## DATASET:
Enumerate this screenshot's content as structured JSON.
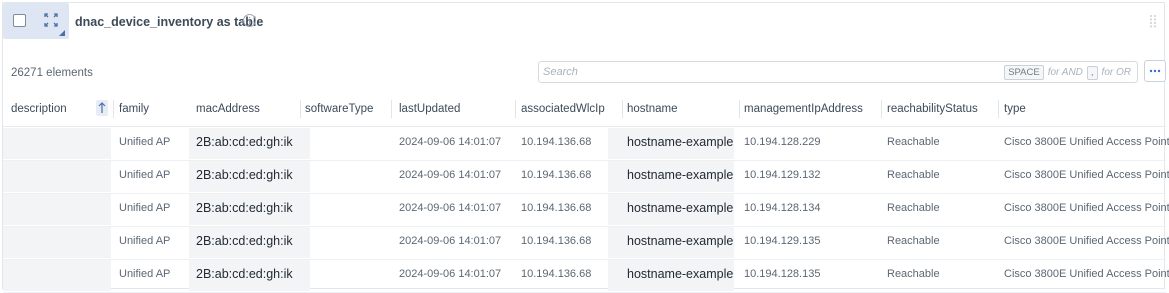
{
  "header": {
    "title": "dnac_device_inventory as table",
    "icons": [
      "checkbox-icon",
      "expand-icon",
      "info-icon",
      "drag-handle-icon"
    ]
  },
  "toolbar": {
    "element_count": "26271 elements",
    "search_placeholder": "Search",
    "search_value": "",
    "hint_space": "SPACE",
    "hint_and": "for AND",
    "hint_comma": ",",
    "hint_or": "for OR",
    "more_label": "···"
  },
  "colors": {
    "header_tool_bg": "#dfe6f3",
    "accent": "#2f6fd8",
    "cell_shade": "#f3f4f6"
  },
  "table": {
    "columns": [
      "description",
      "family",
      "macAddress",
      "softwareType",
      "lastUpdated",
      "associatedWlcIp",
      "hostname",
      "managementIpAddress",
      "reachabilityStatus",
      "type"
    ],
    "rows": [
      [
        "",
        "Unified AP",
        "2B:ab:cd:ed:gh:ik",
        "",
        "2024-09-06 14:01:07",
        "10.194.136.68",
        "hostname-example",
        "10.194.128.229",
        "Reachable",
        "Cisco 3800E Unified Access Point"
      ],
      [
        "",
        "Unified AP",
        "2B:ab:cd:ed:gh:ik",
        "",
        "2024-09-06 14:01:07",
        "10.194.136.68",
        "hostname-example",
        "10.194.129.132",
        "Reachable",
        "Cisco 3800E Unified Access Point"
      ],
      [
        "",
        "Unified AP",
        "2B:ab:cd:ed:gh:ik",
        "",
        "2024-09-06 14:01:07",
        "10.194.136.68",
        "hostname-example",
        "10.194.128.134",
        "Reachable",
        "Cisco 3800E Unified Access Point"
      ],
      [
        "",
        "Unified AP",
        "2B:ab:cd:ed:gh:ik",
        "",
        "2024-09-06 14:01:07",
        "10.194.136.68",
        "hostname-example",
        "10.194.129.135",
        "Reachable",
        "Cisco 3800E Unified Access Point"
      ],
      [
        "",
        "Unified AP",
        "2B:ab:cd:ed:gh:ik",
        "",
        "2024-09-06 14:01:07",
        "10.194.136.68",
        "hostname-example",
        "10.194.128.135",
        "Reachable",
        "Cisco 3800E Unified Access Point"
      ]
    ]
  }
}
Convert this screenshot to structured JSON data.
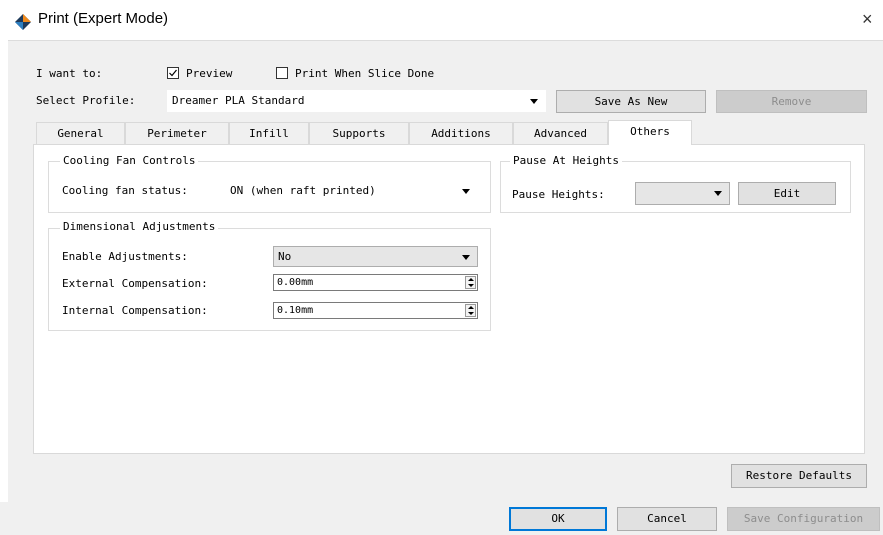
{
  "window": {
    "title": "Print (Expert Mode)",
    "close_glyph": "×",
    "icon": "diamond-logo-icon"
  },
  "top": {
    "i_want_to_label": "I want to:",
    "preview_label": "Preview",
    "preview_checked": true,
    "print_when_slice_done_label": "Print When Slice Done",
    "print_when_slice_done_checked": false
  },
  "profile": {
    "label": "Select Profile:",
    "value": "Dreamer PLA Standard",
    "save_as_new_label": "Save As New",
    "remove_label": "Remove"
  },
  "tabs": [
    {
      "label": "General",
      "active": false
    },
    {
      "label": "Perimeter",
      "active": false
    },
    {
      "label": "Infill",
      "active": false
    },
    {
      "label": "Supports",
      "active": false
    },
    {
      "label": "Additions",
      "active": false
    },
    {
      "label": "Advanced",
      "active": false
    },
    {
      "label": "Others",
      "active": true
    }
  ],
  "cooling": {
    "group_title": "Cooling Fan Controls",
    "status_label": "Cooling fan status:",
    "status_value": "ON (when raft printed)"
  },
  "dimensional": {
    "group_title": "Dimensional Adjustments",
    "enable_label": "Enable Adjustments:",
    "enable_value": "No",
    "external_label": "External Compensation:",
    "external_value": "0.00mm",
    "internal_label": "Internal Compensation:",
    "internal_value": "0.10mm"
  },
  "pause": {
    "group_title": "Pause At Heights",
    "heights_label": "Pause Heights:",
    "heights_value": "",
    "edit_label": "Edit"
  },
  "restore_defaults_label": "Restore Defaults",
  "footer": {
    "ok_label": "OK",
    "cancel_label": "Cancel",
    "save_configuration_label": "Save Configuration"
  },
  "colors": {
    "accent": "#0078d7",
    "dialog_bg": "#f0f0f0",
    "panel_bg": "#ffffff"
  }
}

...

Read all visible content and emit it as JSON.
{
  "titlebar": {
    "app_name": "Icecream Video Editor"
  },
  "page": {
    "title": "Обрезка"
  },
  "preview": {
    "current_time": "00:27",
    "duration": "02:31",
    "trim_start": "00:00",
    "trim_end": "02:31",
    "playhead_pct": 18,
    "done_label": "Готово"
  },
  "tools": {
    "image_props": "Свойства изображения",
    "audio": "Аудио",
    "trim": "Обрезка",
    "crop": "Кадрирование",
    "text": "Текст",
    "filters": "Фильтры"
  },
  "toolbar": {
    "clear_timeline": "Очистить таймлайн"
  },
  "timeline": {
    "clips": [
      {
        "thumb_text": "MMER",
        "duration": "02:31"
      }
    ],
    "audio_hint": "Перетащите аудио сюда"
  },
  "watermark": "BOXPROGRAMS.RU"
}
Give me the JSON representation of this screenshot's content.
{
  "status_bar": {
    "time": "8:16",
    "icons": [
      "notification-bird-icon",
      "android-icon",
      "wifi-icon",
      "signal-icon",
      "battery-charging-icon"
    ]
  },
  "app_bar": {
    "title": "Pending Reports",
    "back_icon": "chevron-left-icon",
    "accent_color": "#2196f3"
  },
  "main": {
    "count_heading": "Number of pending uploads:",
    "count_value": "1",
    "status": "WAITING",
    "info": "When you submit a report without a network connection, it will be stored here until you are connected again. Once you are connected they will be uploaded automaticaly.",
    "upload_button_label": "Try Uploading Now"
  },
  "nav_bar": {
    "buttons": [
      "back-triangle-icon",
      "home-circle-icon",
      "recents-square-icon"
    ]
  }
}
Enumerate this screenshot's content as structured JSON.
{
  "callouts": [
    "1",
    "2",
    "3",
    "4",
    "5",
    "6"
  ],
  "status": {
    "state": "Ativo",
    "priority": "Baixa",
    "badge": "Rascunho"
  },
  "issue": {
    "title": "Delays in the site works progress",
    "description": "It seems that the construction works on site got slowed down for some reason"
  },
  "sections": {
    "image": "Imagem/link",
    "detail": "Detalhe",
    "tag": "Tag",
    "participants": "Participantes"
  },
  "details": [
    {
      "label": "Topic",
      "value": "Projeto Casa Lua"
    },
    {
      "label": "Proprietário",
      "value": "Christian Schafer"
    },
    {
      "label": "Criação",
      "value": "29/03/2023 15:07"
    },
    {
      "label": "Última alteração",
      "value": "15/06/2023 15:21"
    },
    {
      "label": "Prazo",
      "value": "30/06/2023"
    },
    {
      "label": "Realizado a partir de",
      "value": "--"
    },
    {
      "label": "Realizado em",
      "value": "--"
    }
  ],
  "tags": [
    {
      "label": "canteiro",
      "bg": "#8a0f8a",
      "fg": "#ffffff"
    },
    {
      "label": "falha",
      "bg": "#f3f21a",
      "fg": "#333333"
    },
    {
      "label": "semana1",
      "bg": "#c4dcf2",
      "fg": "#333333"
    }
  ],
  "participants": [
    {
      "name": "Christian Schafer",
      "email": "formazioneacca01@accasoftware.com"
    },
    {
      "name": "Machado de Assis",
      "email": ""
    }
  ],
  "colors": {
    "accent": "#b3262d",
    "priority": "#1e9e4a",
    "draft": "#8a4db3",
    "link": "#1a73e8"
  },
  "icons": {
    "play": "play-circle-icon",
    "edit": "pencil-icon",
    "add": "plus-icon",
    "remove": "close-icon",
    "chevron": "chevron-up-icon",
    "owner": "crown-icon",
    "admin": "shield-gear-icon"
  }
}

* * *

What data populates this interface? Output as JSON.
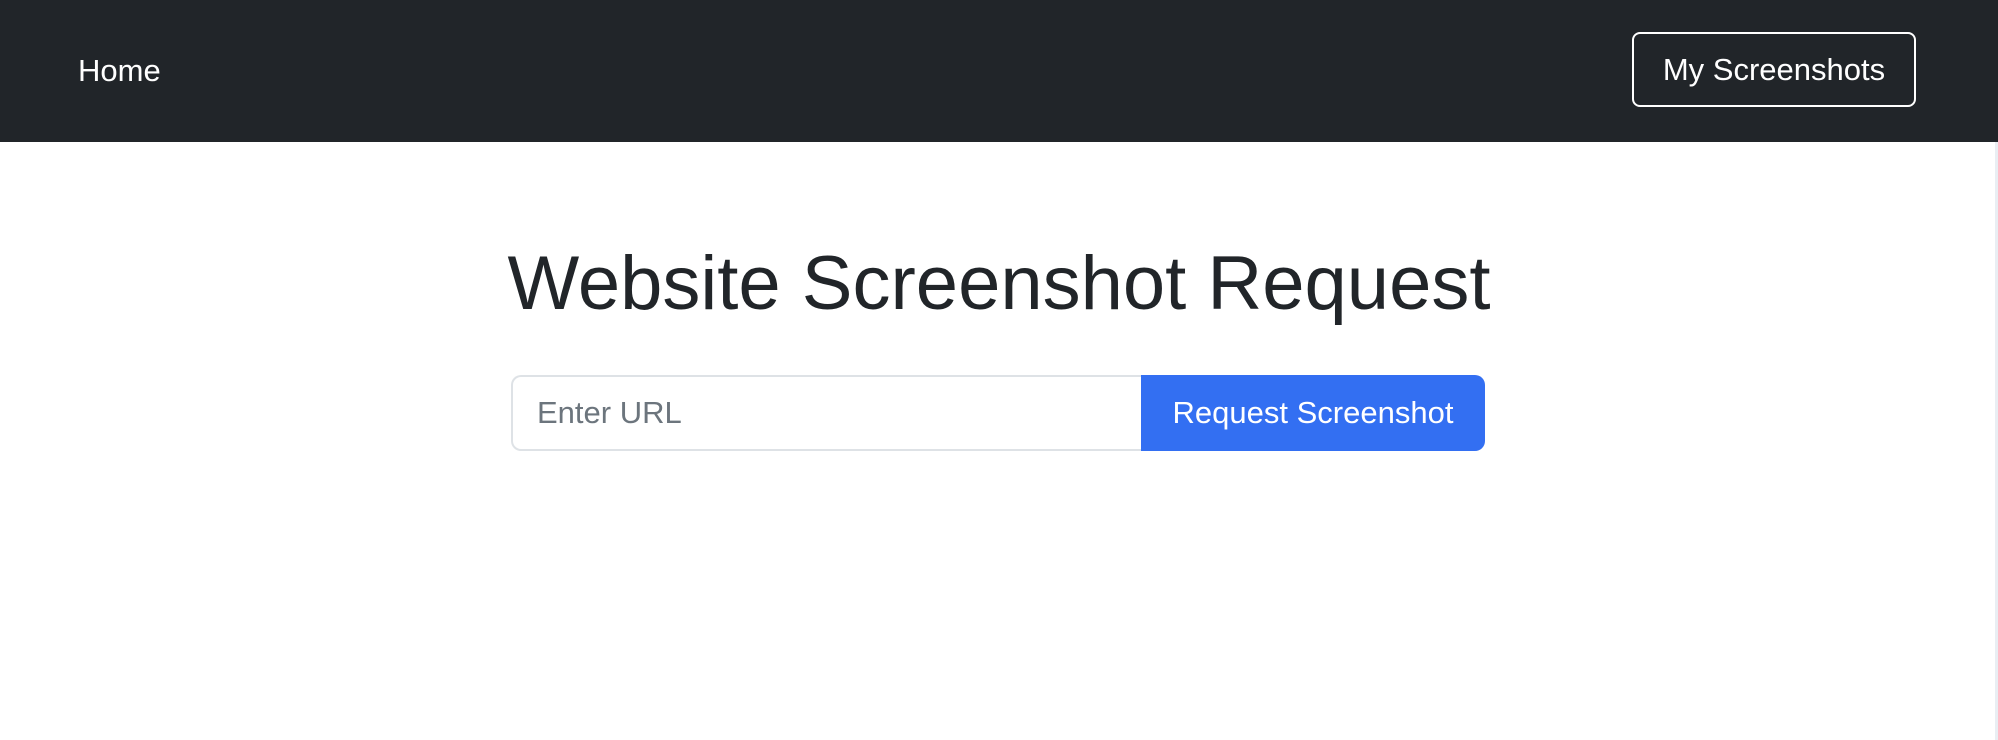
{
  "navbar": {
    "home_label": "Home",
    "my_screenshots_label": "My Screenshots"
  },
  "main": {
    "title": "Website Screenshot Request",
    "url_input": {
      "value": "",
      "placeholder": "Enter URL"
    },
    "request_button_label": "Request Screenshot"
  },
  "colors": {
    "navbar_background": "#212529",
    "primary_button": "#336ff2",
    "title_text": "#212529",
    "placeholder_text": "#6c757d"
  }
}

## SET TASK:
Return each line with "content".

## ANSWER TO THE TASK:
Enumerate this screenshot's content as structured JSON.
Read all visible content and emit it as JSON.
Give me the JSON representation of this screenshot's content.
Enumerate this screenshot's content as structured JSON.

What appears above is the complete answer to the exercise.